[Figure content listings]
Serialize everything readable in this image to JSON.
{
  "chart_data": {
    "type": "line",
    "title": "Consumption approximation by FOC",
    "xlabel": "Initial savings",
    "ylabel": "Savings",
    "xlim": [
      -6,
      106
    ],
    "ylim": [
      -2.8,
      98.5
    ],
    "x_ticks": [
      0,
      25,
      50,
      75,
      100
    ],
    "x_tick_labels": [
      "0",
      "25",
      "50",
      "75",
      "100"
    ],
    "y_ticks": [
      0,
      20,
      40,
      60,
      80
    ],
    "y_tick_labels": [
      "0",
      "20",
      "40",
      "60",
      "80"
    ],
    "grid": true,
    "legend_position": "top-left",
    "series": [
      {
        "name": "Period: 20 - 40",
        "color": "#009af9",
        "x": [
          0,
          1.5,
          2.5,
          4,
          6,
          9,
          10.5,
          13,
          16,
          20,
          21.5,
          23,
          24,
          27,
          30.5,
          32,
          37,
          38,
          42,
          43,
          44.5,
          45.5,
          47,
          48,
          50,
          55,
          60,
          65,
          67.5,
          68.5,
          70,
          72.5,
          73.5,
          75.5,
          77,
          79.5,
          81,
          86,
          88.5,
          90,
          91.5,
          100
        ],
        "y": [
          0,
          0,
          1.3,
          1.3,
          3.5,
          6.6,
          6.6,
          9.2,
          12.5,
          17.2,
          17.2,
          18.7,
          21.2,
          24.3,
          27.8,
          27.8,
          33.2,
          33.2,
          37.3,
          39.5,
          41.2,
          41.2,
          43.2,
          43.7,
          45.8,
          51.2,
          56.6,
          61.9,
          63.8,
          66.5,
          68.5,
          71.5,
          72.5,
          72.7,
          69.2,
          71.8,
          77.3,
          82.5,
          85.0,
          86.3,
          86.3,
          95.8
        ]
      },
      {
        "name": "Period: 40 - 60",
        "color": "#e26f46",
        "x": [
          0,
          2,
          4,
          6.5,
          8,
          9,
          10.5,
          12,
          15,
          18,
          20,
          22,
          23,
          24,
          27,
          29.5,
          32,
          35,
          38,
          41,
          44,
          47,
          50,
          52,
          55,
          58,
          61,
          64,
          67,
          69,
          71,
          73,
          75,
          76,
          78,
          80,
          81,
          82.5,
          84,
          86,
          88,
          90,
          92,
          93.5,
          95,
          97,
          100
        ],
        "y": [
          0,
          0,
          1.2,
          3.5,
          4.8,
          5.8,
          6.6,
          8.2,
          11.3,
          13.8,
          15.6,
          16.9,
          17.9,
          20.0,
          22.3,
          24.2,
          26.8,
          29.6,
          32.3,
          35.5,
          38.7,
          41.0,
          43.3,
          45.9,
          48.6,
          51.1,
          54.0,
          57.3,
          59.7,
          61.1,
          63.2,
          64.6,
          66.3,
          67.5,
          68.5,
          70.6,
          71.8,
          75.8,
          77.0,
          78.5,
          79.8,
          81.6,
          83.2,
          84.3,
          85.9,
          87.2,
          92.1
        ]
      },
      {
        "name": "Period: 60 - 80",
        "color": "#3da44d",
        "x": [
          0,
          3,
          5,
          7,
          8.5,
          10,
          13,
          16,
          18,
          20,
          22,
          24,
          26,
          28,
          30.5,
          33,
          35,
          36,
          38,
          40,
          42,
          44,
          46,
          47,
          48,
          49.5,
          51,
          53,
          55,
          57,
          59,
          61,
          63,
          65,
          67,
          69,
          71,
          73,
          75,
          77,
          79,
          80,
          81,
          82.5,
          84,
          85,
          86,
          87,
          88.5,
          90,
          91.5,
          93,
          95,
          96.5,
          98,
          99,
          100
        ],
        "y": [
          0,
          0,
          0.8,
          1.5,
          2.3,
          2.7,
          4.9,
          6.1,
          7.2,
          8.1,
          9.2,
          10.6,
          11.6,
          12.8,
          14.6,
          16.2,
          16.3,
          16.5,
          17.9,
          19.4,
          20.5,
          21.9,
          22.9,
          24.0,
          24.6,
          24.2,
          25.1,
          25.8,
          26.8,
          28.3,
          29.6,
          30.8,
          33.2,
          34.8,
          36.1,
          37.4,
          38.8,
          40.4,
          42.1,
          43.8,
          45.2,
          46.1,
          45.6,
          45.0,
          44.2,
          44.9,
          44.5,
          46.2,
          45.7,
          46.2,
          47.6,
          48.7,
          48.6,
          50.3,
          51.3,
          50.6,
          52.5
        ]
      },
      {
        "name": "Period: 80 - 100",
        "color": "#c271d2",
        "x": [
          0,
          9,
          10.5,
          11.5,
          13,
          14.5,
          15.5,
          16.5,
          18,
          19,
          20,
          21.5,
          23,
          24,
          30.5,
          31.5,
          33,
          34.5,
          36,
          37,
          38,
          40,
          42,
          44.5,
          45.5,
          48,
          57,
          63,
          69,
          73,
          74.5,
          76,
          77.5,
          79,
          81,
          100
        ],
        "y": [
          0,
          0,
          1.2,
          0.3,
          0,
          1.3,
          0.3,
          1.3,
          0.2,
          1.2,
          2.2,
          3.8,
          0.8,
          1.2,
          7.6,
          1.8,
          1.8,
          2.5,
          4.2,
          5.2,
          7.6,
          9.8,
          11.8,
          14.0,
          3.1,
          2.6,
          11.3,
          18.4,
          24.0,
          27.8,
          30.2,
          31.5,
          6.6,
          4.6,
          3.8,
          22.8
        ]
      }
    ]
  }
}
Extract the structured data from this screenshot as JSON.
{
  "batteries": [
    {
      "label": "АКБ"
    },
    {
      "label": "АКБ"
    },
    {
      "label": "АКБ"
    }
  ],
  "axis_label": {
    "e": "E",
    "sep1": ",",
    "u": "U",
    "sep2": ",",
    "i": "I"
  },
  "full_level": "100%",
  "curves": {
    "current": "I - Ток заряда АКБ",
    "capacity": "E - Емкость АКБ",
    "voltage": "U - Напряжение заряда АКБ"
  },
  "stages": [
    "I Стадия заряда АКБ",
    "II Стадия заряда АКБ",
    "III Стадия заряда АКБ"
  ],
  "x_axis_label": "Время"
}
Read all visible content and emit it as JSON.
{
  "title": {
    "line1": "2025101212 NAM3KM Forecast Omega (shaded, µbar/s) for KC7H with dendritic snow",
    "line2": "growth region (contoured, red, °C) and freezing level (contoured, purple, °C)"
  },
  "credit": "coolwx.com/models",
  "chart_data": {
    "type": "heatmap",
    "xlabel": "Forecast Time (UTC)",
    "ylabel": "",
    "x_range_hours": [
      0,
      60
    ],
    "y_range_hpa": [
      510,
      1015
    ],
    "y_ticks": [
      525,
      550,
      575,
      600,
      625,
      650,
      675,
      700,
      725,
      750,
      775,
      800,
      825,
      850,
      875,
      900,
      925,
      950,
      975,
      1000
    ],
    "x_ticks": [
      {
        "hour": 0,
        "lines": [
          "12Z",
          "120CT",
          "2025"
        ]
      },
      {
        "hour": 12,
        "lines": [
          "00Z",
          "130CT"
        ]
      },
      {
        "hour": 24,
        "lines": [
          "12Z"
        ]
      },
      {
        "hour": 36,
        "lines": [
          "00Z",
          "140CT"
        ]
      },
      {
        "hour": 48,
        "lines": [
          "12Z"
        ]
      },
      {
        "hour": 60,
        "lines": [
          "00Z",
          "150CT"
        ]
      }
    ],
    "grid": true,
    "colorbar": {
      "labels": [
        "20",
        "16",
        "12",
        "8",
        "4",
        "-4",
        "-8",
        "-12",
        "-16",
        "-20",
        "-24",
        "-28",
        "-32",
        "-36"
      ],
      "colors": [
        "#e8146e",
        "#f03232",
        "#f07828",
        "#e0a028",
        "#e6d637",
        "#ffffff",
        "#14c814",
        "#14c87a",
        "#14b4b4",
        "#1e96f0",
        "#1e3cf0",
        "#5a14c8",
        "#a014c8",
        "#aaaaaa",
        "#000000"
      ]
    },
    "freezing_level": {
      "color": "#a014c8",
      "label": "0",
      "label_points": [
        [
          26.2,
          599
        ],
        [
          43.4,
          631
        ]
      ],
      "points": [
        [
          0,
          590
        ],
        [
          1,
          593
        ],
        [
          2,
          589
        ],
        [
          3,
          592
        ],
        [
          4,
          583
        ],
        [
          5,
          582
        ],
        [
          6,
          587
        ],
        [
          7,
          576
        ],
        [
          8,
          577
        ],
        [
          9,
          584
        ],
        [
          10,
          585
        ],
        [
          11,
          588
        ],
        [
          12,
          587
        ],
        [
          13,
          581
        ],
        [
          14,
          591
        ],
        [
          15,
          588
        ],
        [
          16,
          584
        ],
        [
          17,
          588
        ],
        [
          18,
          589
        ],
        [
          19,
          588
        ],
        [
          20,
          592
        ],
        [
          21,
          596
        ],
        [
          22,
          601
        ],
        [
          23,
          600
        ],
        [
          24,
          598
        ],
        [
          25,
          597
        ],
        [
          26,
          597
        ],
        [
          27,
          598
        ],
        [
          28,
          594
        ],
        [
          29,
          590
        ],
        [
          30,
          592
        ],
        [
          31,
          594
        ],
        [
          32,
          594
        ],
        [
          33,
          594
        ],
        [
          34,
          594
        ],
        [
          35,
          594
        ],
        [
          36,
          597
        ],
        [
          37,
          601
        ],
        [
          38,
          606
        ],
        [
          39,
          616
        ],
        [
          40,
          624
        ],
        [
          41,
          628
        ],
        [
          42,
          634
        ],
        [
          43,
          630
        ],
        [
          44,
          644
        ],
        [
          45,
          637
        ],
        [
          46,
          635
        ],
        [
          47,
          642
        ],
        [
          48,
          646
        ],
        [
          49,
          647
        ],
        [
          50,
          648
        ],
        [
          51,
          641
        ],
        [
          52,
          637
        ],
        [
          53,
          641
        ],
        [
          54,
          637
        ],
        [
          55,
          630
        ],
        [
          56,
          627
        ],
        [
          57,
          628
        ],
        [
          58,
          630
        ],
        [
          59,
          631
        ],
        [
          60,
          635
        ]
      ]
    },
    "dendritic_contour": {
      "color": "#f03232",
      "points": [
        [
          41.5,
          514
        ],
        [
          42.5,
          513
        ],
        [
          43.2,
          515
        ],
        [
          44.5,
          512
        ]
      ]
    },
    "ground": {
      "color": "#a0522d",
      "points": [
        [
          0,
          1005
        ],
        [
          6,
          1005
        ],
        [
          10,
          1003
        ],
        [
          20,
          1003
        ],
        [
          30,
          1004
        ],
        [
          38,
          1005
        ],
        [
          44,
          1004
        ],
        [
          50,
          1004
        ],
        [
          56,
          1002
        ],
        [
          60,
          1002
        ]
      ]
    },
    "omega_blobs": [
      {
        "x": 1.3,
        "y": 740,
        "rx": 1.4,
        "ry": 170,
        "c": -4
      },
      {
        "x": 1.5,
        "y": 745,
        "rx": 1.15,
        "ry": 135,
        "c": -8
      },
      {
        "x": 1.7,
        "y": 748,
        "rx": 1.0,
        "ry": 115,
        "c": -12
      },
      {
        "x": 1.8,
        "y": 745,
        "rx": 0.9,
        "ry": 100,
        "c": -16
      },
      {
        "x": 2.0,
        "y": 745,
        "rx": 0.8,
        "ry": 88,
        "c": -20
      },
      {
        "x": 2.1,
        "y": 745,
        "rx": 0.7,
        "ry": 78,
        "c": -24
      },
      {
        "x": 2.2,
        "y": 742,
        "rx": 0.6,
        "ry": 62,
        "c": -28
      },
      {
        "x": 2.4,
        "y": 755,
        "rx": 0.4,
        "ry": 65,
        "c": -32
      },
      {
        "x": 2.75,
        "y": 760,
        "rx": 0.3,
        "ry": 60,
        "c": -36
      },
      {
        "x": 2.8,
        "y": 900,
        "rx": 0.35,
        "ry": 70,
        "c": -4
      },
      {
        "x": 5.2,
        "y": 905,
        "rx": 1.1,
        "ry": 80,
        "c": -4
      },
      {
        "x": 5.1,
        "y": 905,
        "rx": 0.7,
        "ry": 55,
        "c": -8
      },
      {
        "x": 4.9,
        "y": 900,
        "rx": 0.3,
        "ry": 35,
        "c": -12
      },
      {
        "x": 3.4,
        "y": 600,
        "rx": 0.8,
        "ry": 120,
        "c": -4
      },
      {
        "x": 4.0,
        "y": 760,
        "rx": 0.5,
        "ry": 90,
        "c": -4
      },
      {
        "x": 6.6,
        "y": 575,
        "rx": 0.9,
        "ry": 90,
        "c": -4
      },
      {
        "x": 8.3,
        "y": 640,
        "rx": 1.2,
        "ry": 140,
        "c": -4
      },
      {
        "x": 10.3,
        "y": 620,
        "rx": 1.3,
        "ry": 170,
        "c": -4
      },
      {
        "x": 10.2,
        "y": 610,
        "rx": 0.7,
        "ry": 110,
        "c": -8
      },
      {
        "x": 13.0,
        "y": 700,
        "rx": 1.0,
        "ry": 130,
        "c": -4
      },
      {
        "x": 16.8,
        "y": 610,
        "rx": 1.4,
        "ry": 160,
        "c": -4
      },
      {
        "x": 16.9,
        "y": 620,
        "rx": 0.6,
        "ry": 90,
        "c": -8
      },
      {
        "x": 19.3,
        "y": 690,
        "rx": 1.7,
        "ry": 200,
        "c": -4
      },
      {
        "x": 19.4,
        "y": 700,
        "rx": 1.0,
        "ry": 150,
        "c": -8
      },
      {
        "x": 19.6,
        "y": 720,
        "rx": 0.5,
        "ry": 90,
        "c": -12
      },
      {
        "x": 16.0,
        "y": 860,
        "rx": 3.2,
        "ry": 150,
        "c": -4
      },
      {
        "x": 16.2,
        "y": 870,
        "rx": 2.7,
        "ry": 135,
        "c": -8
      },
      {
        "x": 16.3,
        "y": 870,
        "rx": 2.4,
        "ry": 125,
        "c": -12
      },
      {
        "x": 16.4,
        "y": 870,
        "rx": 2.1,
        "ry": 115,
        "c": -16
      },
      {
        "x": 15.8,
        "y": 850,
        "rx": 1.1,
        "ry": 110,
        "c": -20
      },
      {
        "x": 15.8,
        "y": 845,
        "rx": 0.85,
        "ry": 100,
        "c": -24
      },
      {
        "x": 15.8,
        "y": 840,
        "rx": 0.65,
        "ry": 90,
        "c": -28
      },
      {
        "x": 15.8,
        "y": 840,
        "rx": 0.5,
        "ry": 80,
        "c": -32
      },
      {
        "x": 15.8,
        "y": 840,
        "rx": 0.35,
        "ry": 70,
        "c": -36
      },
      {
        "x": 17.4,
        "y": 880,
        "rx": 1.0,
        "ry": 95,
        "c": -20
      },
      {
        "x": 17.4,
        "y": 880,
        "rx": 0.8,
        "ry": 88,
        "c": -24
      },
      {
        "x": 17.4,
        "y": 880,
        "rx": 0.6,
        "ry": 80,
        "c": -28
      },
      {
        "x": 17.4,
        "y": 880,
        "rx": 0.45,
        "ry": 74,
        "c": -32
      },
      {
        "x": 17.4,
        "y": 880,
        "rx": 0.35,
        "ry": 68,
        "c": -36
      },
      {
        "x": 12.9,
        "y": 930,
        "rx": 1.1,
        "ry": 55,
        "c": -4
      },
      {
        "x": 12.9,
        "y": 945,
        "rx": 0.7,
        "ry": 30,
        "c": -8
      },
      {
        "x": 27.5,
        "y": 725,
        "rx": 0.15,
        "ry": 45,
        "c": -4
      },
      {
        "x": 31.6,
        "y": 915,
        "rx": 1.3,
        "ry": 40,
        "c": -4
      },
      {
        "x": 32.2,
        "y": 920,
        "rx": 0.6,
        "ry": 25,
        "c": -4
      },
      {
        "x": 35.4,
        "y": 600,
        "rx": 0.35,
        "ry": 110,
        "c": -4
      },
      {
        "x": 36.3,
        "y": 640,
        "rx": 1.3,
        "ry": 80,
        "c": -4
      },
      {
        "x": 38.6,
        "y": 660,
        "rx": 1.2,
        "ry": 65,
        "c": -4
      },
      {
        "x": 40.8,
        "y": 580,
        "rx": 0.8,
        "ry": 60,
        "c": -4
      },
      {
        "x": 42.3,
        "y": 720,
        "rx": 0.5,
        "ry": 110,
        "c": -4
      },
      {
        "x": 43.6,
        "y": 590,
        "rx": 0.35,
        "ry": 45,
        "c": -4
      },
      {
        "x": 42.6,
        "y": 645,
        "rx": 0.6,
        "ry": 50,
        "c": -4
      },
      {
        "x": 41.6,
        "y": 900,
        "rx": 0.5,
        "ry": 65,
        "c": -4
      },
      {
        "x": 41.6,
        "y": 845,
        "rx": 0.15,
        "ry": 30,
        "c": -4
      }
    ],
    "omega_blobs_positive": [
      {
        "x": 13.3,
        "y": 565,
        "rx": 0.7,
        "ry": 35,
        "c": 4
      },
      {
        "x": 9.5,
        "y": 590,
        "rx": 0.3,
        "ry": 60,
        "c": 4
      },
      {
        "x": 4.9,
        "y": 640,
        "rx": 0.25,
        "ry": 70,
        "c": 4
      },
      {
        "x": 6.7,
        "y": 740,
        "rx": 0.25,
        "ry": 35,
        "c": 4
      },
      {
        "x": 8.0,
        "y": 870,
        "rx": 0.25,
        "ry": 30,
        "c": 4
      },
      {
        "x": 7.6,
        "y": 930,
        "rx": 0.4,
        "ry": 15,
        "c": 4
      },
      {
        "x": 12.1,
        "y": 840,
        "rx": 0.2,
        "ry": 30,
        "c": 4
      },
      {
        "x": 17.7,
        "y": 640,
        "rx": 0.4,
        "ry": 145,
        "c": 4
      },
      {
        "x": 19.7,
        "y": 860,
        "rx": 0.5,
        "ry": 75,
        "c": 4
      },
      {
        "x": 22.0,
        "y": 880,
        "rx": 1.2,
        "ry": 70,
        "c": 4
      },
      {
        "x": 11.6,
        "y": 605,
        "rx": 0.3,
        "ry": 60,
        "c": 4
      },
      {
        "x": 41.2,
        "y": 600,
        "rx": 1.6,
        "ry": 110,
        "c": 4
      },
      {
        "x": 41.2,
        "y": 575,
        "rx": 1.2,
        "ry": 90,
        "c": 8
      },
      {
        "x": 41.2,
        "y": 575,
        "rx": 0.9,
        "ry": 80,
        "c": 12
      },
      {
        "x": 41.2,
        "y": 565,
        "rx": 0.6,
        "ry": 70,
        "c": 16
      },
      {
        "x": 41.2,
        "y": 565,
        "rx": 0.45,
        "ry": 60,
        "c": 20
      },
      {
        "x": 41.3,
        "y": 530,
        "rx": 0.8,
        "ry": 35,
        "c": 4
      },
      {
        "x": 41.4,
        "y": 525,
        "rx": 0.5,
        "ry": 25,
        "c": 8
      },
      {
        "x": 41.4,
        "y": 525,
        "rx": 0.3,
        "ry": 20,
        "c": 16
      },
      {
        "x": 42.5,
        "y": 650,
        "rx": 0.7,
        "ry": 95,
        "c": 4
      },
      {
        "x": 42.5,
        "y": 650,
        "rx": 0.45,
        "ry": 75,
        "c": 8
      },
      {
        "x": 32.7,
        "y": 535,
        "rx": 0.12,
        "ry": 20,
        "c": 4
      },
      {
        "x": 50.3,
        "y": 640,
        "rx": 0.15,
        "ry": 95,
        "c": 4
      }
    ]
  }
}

▶ **What you need to do**
How many lines in the records above contain the word "Стадия"? Reply with the number and nothing more.

▶ **Task output**
3